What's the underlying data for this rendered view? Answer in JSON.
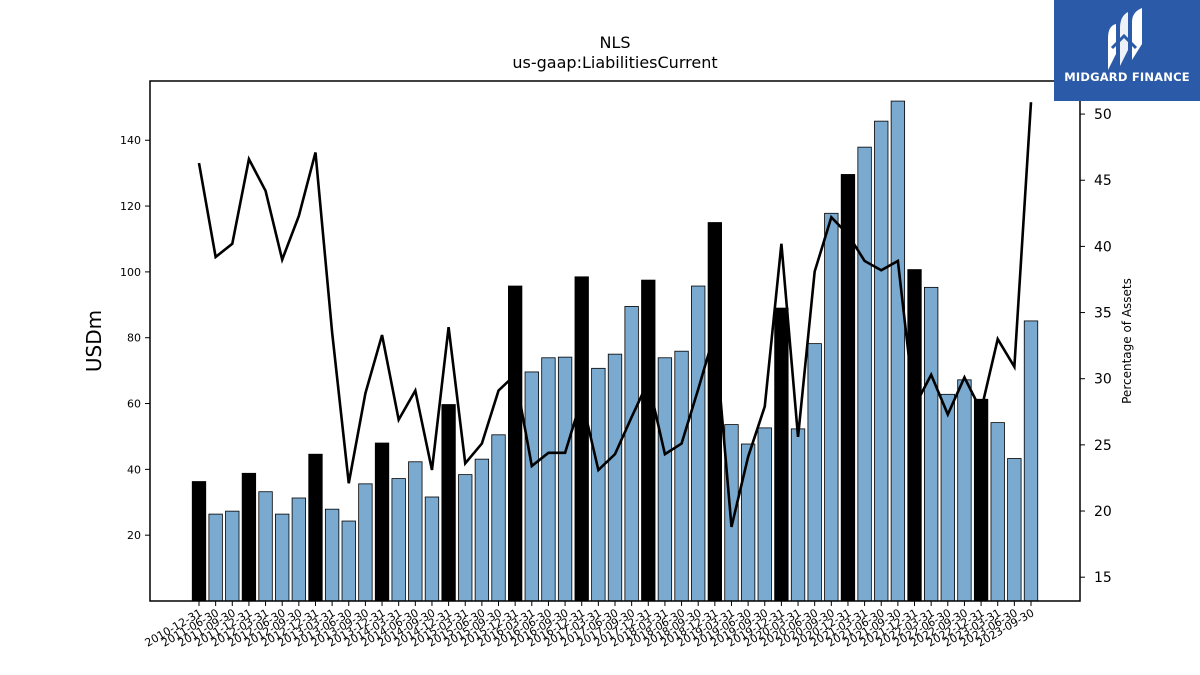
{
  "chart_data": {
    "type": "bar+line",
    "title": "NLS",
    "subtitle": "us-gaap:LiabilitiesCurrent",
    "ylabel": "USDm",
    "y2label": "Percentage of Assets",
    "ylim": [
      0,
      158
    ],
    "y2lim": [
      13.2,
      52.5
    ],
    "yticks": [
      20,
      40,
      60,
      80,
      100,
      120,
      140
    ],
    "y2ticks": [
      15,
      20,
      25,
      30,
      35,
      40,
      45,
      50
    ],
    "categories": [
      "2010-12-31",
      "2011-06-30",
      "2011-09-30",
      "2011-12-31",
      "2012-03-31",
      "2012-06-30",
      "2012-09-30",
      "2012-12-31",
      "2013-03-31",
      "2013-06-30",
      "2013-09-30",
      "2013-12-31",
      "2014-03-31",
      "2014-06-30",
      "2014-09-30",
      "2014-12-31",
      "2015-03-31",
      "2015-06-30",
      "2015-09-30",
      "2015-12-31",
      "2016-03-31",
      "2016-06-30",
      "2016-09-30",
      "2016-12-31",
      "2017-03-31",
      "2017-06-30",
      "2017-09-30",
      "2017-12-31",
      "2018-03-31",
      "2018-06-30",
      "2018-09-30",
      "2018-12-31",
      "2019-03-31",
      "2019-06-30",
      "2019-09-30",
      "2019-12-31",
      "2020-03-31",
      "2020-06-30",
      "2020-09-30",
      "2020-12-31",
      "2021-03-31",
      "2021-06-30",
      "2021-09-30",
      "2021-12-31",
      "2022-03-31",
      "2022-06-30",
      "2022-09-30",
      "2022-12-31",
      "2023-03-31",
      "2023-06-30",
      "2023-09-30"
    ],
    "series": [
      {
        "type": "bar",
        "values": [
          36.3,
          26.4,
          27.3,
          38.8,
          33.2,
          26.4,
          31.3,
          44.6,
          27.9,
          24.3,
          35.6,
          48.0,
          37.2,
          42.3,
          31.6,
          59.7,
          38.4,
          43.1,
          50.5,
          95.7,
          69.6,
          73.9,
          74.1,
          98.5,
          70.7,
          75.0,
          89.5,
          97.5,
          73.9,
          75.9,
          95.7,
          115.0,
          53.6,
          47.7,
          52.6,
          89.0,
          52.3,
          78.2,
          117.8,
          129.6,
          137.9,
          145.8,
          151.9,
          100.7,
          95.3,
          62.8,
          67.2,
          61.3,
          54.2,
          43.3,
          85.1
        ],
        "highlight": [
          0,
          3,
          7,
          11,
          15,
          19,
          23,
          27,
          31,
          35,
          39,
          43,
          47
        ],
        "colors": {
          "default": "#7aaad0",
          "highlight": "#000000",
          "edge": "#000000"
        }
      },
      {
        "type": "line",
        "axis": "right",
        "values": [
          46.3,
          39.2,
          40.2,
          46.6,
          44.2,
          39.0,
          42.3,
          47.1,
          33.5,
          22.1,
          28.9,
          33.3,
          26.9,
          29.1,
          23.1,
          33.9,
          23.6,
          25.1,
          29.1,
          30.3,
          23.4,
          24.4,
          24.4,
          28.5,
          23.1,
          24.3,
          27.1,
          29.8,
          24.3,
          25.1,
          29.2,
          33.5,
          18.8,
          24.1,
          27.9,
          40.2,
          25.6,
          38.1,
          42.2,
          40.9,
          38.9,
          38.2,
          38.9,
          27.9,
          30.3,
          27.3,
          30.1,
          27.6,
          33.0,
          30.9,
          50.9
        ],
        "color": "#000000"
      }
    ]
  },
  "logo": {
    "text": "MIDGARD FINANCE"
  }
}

● ● ● ● ● ● ●

Your copy should match the entries exactly, minus the pictures.

| Finished task |
What's the underlying data for this rendered view? Answer in JSON.
{
  "chart_data": {
    "type": "bar+line",
    "title": "NLS",
    "subtitle": "us-gaap:LiabilitiesCurrent",
    "ylabel": "USDm",
    "y2label": "Percentage of Assets",
    "ylim": [
      0,
      158
    ],
    "y2lim": [
      13.2,
      52.5
    ],
    "yticks": [
      20,
      40,
      60,
      80,
      100,
      120,
      140
    ],
    "y2ticks": [
      15,
      20,
      25,
      30,
      35,
      40,
      45,
      50
    ],
    "categories": [
      "2010-12-31",
      "2011-06-30",
      "2011-09-30",
      "2011-12-31",
      "2012-03-31",
      "2012-06-30",
      "2012-09-30",
      "2012-12-31",
      "2013-03-31",
      "2013-06-30",
      "2013-09-30",
      "2013-12-31",
      "2014-03-31",
      "2014-06-30",
      "2014-09-30",
      "2014-12-31",
      "2015-03-31",
      "2015-06-30",
      "2015-09-30",
      "2015-12-31",
      "2016-03-31",
      "2016-06-30",
      "2016-09-30",
      "2016-12-31",
      "2017-03-31",
      "2017-06-30",
      "2017-09-30",
      "2017-12-31",
      "2018-03-31",
      "2018-06-30",
      "2018-09-30",
      "2018-12-31",
      "2019-03-31",
      "2019-06-30",
      "2019-09-30",
      "2019-12-31",
      "2020-03-31",
      "2020-06-30",
      "2020-09-30",
      "2020-12-31",
      "2021-03-31",
      "2021-06-30",
      "2021-09-30",
      "2021-12-31",
      "2022-03-31",
      "2022-06-30",
      "2022-09-30",
      "2022-12-31",
      "2023-03-31",
      "2023-06-30",
      "2023-09-30"
    ],
    "series": [
      {
        "type": "bar",
        "values": [
          36.3,
          26.4,
          27.3,
          38.8,
          33.2,
          26.4,
          31.3,
          44.6,
          27.9,
          24.3,
          35.6,
          48.0,
          37.2,
          42.3,
          31.6,
          59.7,
          38.4,
          43.1,
          50.5,
          95.7,
          69.6,
          73.9,
          74.1,
          98.5,
          70.7,
          75.0,
          89.5,
          97.5,
          73.9,
          75.9,
          95.7,
          115.0,
          53.6,
          47.7,
          52.6,
          89.0,
          52.3,
          78.2,
          117.8,
          129.6,
          137.9,
          145.8,
          151.9,
          100.7,
          95.3,
          62.8,
          67.2,
          61.3,
          54.2,
          43.3,
          85.1
        ],
        "highlight": [
          0,
          3,
          7,
          11,
          15,
          19,
          23,
          27,
          31,
          35,
          39,
          43,
          47
        ],
        "colors": {
          "default": "#7aaad0",
          "highlight": "#000000",
          "edge": "#000000"
        }
      },
      {
        "type": "line",
        "axis": "right",
        "values": [
          46.3,
          39.2,
          40.2,
          46.6,
          44.2,
          39.0,
          42.3,
          47.1,
          33.5,
          22.1,
          28.9,
          33.3,
          26.9,
          29.1,
          23.1,
          33.9,
          23.6,
          25.1,
          29.1,
          30.3,
          23.4,
          24.4,
          24.4,
          28.5,
          23.1,
          24.3,
          27.1,
          29.8,
          24.3,
          25.1,
          29.2,
          33.5,
          18.8,
          24.1,
          27.9,
          40.2,
          25.6,
          38.1,
          42.2,
          40.9,
          38.9,
          38.2,
          38.9,
          27.9,
          30.3,
          27.3,
          30.1,
          27.6,
          33.0,
          30.9,
          50.9
        ],
        "color": "#000000"
      }
    ]
  },
  "logo": {
    "text": "MIDGARD FINANCE"
  }
}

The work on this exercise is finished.